> _EXERCISE DIRECTIONS_: Check every line of the entries below for the word "Small", and copy the ones that have it.

> _PROVIDED INFORMATION_:

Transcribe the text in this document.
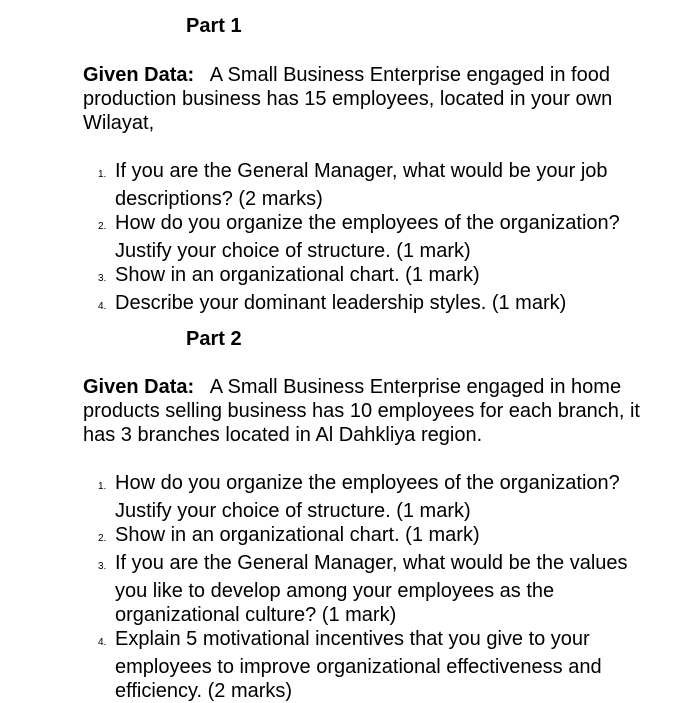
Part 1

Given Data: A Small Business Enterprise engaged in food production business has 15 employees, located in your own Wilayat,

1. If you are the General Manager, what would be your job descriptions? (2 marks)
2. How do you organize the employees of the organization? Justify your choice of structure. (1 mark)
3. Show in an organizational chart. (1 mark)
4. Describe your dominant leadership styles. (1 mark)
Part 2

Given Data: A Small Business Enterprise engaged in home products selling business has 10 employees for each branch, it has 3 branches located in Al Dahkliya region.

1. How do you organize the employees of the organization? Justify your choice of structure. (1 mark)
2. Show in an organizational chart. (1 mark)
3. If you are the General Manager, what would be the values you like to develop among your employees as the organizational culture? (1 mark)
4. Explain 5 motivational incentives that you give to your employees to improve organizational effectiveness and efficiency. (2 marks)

---

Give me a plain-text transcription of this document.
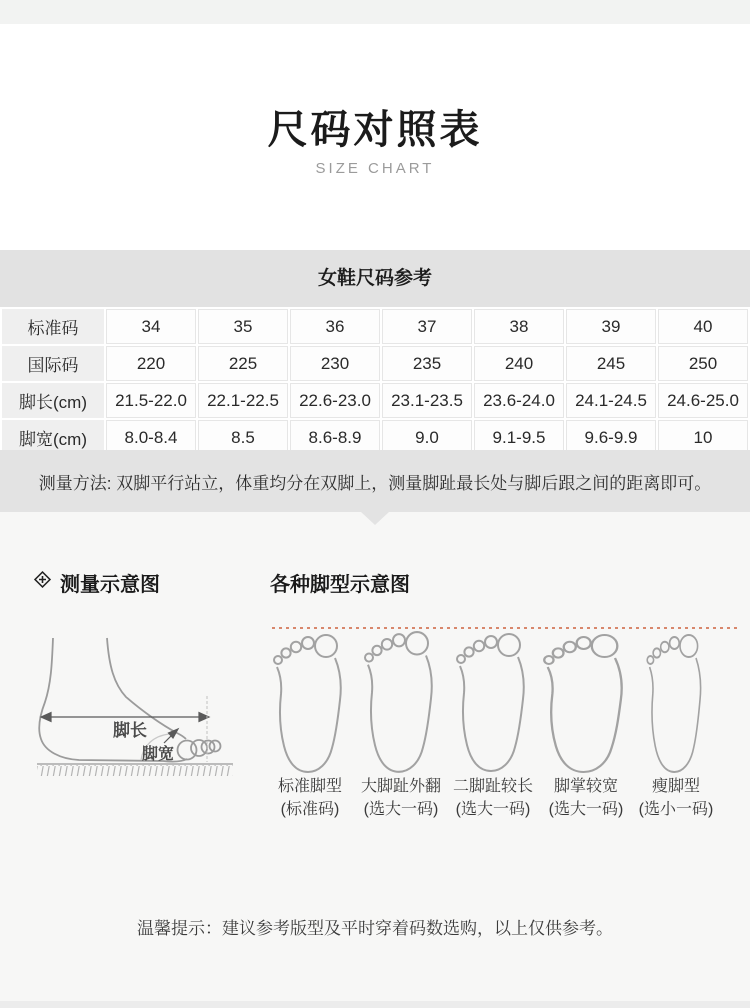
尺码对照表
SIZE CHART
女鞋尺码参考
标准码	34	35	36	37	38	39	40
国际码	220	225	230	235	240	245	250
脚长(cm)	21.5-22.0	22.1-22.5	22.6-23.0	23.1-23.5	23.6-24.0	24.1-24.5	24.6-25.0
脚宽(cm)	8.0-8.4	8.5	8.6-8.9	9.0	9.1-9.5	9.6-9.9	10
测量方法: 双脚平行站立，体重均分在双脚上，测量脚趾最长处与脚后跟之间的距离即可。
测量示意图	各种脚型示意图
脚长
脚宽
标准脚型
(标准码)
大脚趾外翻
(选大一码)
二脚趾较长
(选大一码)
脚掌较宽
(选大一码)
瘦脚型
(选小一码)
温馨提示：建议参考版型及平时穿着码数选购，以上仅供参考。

* * *

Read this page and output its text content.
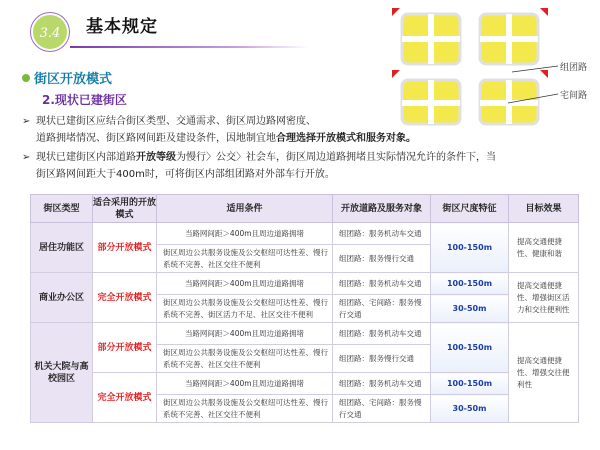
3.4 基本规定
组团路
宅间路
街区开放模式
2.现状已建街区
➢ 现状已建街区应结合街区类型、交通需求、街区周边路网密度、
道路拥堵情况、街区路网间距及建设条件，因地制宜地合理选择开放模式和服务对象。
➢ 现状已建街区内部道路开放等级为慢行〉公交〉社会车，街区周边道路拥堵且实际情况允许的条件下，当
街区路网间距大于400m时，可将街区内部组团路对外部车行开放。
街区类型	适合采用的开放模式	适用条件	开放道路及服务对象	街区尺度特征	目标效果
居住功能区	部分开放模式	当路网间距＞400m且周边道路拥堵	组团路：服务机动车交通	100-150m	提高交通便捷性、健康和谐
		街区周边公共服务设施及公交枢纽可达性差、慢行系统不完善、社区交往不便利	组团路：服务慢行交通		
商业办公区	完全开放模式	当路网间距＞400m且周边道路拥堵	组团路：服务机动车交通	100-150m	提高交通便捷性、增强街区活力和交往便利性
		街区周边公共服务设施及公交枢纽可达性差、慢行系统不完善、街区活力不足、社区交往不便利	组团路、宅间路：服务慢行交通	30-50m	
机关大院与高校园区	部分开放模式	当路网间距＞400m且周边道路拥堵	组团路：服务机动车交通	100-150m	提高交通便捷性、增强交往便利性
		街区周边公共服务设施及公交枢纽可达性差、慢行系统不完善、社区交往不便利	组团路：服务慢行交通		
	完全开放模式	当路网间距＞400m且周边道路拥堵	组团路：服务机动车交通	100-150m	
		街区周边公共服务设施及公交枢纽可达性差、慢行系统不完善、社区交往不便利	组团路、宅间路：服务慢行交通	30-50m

> _FULL RESPONSE_:
Given Data: A Small Business Enterprise engaged in food production business has 15 employees, located in your own Wilayat,
Given Data: A Small Business Enterprise engaged in home products selling business has 10 employees for each branch, it has 3 branches located in Al Dahkliya region.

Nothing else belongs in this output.